Given problem → Each entry must be reproduced precisely as it stands.
═══ Stored data ═══
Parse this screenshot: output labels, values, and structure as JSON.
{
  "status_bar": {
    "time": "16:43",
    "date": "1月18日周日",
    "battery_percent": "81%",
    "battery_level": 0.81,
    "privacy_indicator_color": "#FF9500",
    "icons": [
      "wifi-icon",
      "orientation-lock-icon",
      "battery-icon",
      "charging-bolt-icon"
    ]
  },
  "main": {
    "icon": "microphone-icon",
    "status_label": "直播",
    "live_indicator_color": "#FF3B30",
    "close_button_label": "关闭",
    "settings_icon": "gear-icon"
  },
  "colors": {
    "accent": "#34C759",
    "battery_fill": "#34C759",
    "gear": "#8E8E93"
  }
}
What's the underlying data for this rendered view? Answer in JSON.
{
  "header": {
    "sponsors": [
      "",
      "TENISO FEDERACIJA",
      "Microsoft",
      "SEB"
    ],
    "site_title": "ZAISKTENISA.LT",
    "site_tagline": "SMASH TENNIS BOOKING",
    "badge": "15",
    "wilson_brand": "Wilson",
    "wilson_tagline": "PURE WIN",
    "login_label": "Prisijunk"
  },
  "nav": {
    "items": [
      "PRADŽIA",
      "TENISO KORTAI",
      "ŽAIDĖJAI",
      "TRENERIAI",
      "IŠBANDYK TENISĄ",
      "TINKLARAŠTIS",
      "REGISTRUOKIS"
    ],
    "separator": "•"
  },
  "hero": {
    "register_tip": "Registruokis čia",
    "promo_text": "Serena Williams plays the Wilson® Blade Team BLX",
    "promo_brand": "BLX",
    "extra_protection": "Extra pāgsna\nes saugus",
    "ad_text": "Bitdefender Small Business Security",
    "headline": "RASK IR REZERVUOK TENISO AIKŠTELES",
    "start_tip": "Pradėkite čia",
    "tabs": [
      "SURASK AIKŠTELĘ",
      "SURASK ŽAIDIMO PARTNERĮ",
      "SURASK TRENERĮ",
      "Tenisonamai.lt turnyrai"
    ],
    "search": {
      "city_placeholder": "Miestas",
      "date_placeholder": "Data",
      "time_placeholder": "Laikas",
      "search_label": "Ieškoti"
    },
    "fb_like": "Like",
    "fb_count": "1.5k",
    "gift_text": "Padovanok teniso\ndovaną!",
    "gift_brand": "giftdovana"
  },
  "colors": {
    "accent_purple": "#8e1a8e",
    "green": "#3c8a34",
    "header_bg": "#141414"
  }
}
═══
Expected answer →
Parse this screenshot: output labels, values, and structure as JSON.
{
  "status_bar": {
    "time": "16:43",
    "date": "1月18日周日",
    "battery_percent": "81%",
    "battery_level": 0.81,
    "privacy_indicator_color": "#FF9500",
    "icons": [
      "wifi-icon",
      "orientation-lock-icon",
      "battery-icon",
      "charging-bolt-icon"
    ]
  },
  "main": {
    "icon": "microphone-icon",
    "status_label": "直播",
    "live_indicator_color": "#FF3B30",
    "close_button_label": "关闭",
    "settings_icon": "gear-icon"
  },
  "colors": {
    "accent": "#34C759",
    "battery_fill": "#34C759",
    "gear": "#8E8E93"
  }
}
What's the underlying data for this rendered view? Answer in JSON.
{
  "header": {
    "sponsors": [
      "",
      "TENISO FEDERACIJA",
      "Microsoft",
      "SEB"
    ],
    "site_title": "ZAISKTENISA.LT",
    "site_tagline": "SMASH TENNIS BOOKING",
    "badge": "15",
    "wilson_brand": "Wilson",
    "wilson_tagline": "PURE WIN",
    "login_label": "Prisijunk"
  },
  "nav": {
    "items": [
      "PRADŽIA",
      "TENISO KORTAI",
      "ŽAIDĖJAI",
      "TRENERIAI",
      "IŠBANDYK TENISĄ",
      "TINKLARAŠTIS",
      "REGISTRUOKIS"
    ],
    "separator": "•"
  },
  "hero": {
    "register_tip": "Registruokis čia",
    "promo_text": "Serena Williams plays the Wilson® Blade Team BLX",
    "promo_brand": "BLX",
    "extra_protection": "Extra pāgsna\nes saugus",
    "ad_text": "Bitdefender Small Business Security",
    "headline": "RASK IR REZERVUOK TENISO AIKŠTELES",
    "start_tip": "Pradėkite čia",
    "tabs": [
      "SURASK AIKŠTELĘ",
      "SURASK ŽAIDIMO PARTNERĮ",
      "SURASK TRENERĮ",
      "Tenisonamai.lt turnyrai"
    ],
    "search": {
      "city_placeholder": "Miestas",
      "date_placeholder": "Data",
      "time_placeholder": "Laikas",
      "search_label": "Ieškoti"
    },
    "fb_like": "Like",
    "fb_count": "1.5k",
    "gift_text": "Padovanok teniso\ndovaną!",
    "gift_brand": "giftdovana"
  },
  "colors": {
    "accent_purple": "#8e1a8e",
    "green": "#3c8a34",
    "header_bg": "#141414"
  }
}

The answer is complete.